- **SOURCE DOCUMENT**
I found a better alternative in, of all places, Wally-Mart. In their artsy-craftsy department they sell a line of acrylic hobby paints, under the name of either Plaid, or Apple Barrel. Flats are $.50 for 2oz., gloss $1.00, and satins $.87. The flat white (I imagine any color would do) makes an excellent filler for joint gaps, shallow depressions, and those nasty underwing mounting holes that never seem to file flush. It fills with minimal shrinkage, and when dry, smoothes with a swipe of 600 grit to an invisible feather. Hit it with a zots of primer or finish coat and you’ll never know it’s there. More about Wal-Mart paints anon.

COLORS & MARKINGS

 I guess this is anon enough. I’ve never found reason to stray from my devotion to Testors enamels, particularly since those Japanese aqueous concoctions sell for $5 plus shipping per fraction of an ounce. Because this was an expendable, experimental affair, I thought I’d see what all the acrylic fuss was about. I bought a few Wal-mart paints, dredged up some wrecked wings and fuselages, and got a fistful of glazed white 4X4 wall tiles from Lowes, which make excellent mixing pallets as well as test paint surfaces. Brushing straight from the bottle produced a fair to middlin’ coverage. Brush marks leveled out, and surface detail such as panel lines and rivets poked through adequately. For spraying, I diluted with equal volume of Future, now called Johnson’s Pledge Floor Care, and blasted it though my Badger 150 at high pressure. The gauge read 35lbs, but those things are never accurate. Normal spray pattern yielded a grainy texture. I would guess that could be cured by a few drops of retarder, such as Windsor and Newton Acrylic Flow Enhancer ($7 at Michaels), but a cheaper and more immediate solution was making slow, repeated passes at high volume needle settings. That produced a heavy, glass-like layer that dried and shrank overnight to a thin, taught coat that snuggled into and around all surface detail. After another day drying in the sun, it resisted attempts to scratch and gouge it with a fingernail or plastic shard; and one of the ceramic tiles survived a Pots-and-Pans cycle in the dishwasher without losing any paint.

- **WHAT TO WORK ON**
Extract the passage of the hobby paint article from "I found a better" up to and including "Wal-Mart paints anon.". The entries that come next have nothing to do with this.

- **PROVIDED RECORDS**
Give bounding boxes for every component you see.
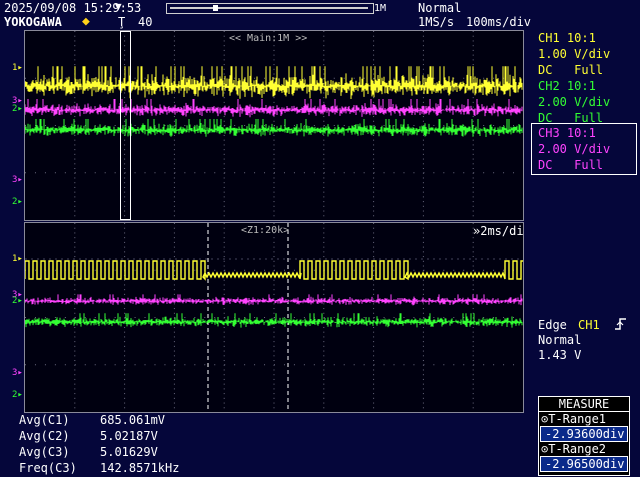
- measure-panel[interactable]: MEASURE ⊙T-Range1 -2.93600div ⊙T-Range2 …: [538, 396, 630, 476]
- record-bar-track: [170, 7, 368, 9]
- record-bar-window[interactable]: [213, 5, 218, 11]
- meas-name-4: Freq(C3): [19, 461, 77, 475]
- acquisition-mode: Normal: [418, 1, 462, 15]
- ch3-offscreen-marker: 3▸: [12, 175, 23, 185]
- trigger-type[interactable]: Edge: [538, 318, 567, 332]
- ch1-trace: [25, 66, 523, 100]
- zoom-waveform-svg: [25, 223, 523, 412]
- ch2-vdiv[interactable]: 2.00 V/div: [538, 95, 610, 109]
- ch3-coupling[interactable]: DC Full: [538, 158, 603, 172]
- ch1-probe-label[interactable]: CH1 10:1: [538, 31, 596, 45]
- meas-name-2: Avg(C2): [19, 429, 70, 443]
- ch1-coupling[interactable]: DC Full: [538, 63, 603, 77]
- brand-logo: YOKOGAWA: [4, 15, 62, 29]
- grid: [25, 223, 515, 409]
- zoom-window-label: <Z1:20k>: [241, 225, 290, 236]
- diamond-icon: ◆: [82, 14, 90, 29]
- trigger-source[interactable]: CH1: [578, 318, 600, 332]
- time-div: 100ms/div: [466, 15, 532, 29]
- meas-value-4: 142.8571kHz: [100, 461, 180, 475]
- measure-panel-title: MEASURE: [539, 397, 629, 412]
- zoom-ch1-ground-marker[interactable]: 1▸: [12, 254, 23, 264]
- t-range1-item[interactable]: ⊙T-Range1: [539, 412, 629, 426]
- ch1-vdiv[interactable]: 1.00 V/div: [538, 47, 610, 61]
- meas-value-3: 5.01629V: [100, 445, 158, 459]
- zoom-time-div: »2ms/div: [473, 224, 524, 238]
- zoom-waveform-window[interactable]: <Z1:20k> »2ms/div: [24, 222, 524, 413]
- ch3-probe-label[interactable]: CH3 10:1: [538, 126, 596, 140]
- zoom-ch2-ground-marker[interactable]: 2▸: [12, 296, 23, 306]
- ch2-ground-marker[interactable]: 2▸: [12, 104, 23, 114]
- main-waveform-svg: [25, 31, 523, 217]
- sample-rate: 1MS/s: [418, 15, 455, 29]
- main-window-label: << Main:1M >>: [229, 33, 308, 44]
- zoom-ch2-trace: [25, 313, 523, 328]
- main-waveform-window[interactable]: << Main:1M >>: [24, 30, 524, 221]
- meas-name-1: Avg(C1): [19, 413, 70, 427]
- t-range2-value[interactable]: -2.96500div: [540, 456, 628, 472]
- zoom-ch2-offscreen-marker: 2▸: [12, 390, 23, 400]
- ch3-trace: [25, 99, 523, 118]
- ch2-offscreen-marker: 2▸: [12, 197, 23, 207]
- zoom-ch3-offscreen-marker: 3▸: [12, 368, 23, 378]
- trigger-position-mark: Ţ: [118, 15, 126, 29]
- t-range1-label: T-Range1: [548, 412, 607, 426]
- ch3-vdiv[interactable]: 2.00 V/div: [538, 142, 610, 156]
- trigger-position-icon: ▼: [115, 0, 122, 13]
- record-length-bar[interactable]: [166, 3, 374, 14]
- record-length-label: 1M: [374, 3, 387, 14]
- meas-name-3: Avg(C3): [19, 445, 70, 459]
- ch1-ground-marker[interactable]: 1▸: [12, 63, 23, 73]
- t-range2-label: T-Range2: [548, 442, 607, 456]
- rising-edge-icon: [614, 316, 628, 335]
- ch2-probe-label[interactable]: CH2 10:1: [538, 79, 596, 93]
- t-range2-item[interactable]: ⊙T-Range2: [539, 442, 629, 456]
- trigger-mode[interactable]: Normal: [538, 333, 581, 347]
- meas-value-2: 5.02187V: [100, 429, 158, 443]
- t-range1-value[interactable]: -2.93600div: [540, 426, 628, 442]
- zoom-position-box[interactable]: [120, 31, 131, 220]
- trigger-position-value: 40: [138, 15, 153, 29]
- meas-value-1: 685.061mV: [100, 413, 166, 427]
- trigger-level[interactable]: 1.43 V: [538, 348, 581, 362]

- **TASK RESPONSE**
I found a better alternative in, of all places, Wally-Mart. In their artsy-craftsy department they sell a line of acrylic hobby paints, under the name of either Plaid, or Apple Barrel. Flats are $.50 for 2oz., gloss $1.00, and satins $.87. The flat white (I imagine any color would do) makes an excellent filler for joint gaps, shallow depressions, and those nasty underwing mounting holes that never seem to file flush. It fills with minimal shrinkage, and when dry, smoothes with a swipe of 600 grit to an invisible feather. Hit it with a zots of primer or finish coat and you’ll never know it’s there. More about Wal-Mart paints anon.